Saved data entries

***

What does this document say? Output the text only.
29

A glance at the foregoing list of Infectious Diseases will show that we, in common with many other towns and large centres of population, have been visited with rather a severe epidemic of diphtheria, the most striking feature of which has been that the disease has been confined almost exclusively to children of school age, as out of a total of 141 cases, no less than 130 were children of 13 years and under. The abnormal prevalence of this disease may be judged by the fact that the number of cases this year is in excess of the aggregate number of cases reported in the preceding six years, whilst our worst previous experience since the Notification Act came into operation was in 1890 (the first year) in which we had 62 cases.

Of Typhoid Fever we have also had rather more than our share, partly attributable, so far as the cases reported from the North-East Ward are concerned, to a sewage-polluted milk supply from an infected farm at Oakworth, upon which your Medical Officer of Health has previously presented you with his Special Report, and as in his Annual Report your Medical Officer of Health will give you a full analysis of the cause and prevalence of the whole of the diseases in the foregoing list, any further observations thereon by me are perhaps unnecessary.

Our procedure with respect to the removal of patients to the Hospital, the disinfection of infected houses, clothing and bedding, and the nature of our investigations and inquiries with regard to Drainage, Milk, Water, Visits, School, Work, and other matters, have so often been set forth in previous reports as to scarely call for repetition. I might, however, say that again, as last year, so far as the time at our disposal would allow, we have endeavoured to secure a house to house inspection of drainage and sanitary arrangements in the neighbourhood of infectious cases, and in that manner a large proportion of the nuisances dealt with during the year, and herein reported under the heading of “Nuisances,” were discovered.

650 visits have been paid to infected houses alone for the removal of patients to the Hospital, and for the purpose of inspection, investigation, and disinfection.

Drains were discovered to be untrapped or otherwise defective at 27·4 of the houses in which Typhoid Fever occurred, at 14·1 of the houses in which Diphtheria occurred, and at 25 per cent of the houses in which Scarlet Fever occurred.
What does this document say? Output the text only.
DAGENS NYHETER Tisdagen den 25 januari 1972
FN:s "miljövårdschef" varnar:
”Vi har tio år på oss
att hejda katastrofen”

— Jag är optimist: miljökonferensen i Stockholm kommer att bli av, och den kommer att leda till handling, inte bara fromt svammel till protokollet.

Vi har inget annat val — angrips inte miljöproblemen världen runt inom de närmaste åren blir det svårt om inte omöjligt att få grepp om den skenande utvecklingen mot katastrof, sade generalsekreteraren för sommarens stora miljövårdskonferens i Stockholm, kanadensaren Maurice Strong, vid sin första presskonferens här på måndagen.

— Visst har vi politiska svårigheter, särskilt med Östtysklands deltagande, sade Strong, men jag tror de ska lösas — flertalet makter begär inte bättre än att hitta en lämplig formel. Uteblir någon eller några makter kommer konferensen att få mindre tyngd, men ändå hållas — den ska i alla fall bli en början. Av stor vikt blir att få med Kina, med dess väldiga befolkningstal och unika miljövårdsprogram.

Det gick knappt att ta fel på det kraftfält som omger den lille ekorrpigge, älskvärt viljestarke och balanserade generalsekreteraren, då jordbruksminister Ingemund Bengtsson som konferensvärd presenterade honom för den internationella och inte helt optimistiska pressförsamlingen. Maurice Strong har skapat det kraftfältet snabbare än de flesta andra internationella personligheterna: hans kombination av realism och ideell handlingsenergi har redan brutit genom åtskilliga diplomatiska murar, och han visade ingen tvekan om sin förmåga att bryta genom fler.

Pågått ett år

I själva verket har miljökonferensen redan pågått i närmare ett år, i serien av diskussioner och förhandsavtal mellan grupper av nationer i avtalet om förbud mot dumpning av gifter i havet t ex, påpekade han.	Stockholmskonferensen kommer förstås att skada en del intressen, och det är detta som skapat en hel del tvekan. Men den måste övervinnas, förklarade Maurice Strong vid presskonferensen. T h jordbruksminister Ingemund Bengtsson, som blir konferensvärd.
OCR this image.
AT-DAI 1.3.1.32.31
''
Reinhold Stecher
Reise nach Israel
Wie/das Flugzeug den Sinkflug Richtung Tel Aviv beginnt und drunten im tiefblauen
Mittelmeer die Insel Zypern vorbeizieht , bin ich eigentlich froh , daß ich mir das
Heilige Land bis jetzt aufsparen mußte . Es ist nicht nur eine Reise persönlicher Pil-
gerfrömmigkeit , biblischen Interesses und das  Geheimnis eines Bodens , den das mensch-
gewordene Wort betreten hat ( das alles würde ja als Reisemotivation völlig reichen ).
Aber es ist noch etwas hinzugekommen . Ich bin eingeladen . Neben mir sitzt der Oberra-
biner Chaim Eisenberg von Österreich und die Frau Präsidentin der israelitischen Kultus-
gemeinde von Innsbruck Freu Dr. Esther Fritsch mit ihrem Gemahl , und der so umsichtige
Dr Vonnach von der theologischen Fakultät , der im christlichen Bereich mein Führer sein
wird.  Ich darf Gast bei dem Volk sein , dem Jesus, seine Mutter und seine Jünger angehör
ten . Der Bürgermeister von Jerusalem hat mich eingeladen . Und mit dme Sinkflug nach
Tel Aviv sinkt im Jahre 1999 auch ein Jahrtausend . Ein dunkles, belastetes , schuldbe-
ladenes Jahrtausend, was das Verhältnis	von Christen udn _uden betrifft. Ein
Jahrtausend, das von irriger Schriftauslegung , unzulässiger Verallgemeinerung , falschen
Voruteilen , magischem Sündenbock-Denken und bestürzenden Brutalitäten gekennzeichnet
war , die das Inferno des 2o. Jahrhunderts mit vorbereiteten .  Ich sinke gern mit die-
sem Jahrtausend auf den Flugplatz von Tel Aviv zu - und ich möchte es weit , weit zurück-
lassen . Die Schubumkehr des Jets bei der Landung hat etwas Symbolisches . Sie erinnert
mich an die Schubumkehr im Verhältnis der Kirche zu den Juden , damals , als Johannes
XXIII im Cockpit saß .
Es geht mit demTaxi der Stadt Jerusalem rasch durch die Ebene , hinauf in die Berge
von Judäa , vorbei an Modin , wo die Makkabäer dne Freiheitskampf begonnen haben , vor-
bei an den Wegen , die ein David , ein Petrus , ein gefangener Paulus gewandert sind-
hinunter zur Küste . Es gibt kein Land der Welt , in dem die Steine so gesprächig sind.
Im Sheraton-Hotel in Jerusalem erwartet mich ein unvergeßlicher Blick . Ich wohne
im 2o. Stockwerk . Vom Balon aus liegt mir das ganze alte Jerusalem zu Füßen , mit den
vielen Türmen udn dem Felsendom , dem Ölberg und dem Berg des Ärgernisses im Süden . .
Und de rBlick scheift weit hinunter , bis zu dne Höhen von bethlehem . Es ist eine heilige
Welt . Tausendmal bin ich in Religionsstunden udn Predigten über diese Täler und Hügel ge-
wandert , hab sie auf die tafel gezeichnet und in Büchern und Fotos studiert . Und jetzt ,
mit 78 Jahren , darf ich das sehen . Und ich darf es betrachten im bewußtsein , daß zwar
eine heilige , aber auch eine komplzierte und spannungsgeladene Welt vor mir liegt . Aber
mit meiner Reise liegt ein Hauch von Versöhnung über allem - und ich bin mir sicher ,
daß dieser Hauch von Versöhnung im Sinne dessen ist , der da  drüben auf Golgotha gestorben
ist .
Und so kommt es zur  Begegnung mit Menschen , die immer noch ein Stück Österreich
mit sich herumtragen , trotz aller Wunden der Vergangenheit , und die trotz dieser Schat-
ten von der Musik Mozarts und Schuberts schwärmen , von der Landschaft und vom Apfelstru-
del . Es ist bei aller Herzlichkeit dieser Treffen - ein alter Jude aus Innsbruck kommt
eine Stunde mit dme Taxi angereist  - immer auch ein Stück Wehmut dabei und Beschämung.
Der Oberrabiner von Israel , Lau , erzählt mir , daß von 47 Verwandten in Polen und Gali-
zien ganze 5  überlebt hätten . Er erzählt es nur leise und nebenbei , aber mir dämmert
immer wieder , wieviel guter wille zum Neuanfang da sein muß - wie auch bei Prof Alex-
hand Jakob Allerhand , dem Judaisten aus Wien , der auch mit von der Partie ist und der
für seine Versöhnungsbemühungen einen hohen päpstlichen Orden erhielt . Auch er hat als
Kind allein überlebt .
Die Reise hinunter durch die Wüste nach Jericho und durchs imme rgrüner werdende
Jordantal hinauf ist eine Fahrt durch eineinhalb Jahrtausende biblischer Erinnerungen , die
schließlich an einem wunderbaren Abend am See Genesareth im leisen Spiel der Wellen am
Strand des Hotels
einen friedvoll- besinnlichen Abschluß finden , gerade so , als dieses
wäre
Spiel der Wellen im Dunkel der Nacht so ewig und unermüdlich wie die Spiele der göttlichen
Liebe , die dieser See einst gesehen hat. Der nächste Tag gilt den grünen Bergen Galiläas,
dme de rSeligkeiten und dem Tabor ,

***

Copy each line of the preceding data that contains the string "inspection".

Our procedure with respect to the removal of patients to the Hospital, the disinfection of infected houses, clothing and bedding, and the nature of our investigations and inquiries with regard to Drainage, Milk, Water, Visits, School, Work, and other matters, have so often been set forth in previous reports as to scarely call for repetition. I might, however, say that again, as last year, so far as the time at our disposal would allow, we have endeavoured to secure a house to house inspection of drainage and sanitary arrangements in the neighbourhood of infectious cases, and in that manner a large proportion of the nuisances dealt with during the year, and herein reported under the heading of “Nuisances,” were discovered.
650 visits have been paid to infected houses alone for the removal of patients to the Hospital, and for the purpose of inspection, investigation, and disinfection.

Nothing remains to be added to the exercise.